» **REQUIRED WORK**: Show every line in the records below that contains the word "Normalized".

[Records excerpted from a collection]
# # # # #

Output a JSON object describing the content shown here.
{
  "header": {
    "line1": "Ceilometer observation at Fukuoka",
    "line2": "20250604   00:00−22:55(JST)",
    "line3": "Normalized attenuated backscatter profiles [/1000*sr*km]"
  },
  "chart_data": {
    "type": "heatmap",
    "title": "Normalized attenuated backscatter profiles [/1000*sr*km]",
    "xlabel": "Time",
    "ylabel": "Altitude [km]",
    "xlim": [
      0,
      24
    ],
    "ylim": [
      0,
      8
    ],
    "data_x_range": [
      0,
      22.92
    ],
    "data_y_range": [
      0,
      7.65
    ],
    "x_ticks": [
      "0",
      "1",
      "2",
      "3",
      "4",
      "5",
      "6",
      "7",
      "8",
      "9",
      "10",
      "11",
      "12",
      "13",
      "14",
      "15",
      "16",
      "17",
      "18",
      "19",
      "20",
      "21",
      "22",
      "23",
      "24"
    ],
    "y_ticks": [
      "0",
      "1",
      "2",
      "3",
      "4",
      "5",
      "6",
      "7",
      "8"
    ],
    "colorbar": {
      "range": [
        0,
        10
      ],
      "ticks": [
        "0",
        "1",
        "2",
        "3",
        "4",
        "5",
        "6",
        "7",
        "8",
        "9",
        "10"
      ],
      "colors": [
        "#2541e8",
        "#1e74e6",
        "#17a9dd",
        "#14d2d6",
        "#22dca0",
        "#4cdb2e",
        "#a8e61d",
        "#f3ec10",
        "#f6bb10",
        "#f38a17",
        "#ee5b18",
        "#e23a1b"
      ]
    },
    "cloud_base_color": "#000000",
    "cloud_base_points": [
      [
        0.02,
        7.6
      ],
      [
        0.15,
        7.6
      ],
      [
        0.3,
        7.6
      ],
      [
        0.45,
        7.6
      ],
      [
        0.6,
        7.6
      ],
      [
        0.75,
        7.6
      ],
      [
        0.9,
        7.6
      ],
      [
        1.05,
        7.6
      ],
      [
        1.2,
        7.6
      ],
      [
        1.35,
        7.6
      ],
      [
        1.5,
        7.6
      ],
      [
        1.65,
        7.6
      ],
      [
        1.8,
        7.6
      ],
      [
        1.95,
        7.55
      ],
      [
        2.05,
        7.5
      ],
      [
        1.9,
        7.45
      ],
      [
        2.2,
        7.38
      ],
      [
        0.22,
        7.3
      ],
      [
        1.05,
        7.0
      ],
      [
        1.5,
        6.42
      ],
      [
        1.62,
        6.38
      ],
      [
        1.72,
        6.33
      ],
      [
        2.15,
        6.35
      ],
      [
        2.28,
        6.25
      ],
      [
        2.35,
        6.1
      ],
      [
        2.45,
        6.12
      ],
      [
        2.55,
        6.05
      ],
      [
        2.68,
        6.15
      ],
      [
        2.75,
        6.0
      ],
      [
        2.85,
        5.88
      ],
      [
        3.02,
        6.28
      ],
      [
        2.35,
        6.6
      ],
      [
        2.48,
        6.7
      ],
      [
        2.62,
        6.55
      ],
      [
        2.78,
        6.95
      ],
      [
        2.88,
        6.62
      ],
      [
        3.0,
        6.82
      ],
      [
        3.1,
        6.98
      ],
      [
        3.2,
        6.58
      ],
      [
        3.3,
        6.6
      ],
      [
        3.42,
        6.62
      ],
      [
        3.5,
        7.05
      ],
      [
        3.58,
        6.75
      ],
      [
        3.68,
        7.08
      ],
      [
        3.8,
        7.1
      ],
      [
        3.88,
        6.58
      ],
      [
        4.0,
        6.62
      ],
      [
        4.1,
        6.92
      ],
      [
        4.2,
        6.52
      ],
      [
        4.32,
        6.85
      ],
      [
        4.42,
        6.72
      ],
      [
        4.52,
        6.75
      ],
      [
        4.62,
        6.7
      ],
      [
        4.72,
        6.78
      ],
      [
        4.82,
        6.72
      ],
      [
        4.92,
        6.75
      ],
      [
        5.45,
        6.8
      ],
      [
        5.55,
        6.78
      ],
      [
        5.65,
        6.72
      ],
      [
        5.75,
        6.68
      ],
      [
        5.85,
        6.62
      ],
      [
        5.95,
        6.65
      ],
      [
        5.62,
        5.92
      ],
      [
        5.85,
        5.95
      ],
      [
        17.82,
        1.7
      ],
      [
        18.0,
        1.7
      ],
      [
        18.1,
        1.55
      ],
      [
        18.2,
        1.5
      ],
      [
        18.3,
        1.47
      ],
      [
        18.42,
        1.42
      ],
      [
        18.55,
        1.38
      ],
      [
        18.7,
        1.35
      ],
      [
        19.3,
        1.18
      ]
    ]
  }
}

# # # # #

» **RESULT BELOW**:
    "line3": "Normalized attenuated backscatter profiles [/1000*sr*km]"
    "title": "Normalized attenuated backscatter profiles [/1000*sr*km]",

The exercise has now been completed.